**Instructions to follow:** Set down every record once more, exactly as given.

**Records for the exercise:**
***
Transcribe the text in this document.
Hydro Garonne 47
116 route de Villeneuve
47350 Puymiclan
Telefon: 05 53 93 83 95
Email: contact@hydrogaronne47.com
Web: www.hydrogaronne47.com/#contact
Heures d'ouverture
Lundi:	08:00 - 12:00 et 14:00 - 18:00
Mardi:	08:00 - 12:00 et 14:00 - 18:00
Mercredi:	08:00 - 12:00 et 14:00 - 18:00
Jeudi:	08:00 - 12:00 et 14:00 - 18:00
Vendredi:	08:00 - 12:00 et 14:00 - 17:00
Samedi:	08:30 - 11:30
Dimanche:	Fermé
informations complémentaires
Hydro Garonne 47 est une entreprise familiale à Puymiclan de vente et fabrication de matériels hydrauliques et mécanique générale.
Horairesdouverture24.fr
***
**Response to the task:**
Transcribe the text in this document.
Hydro Garonne 47
116 route de Villeneuve
47350 Puymiclan
Telefon: 05 53 93 83 95
Email: contact@hydrogaronne47.com
Web: www.hydrogaronne47.com/#contact
Heures d'ouverture
Lundi:	08:00 - 12:00 et 14:00 - 18:00
Mardi:	08:00 - 12:00 et 14:00 - 18:00
Mercredi:	08:00 - 12:00 et 14:00 - 18:00
Jeudi:	08:00 - 12:00 et 14:00 - 18:00
Vendredi:	08:00 - 12:00 et 14:00 - 17:00
Samedi:	08:30 - 11:30
Dimanche:	Fermé
informations complémentaires
Hydro Garonne 47 est une entreprise familiale à Puymiclan de vente et fabrication de matériels hydrauliques et mécanique générale.
Horairesdouverture24.fr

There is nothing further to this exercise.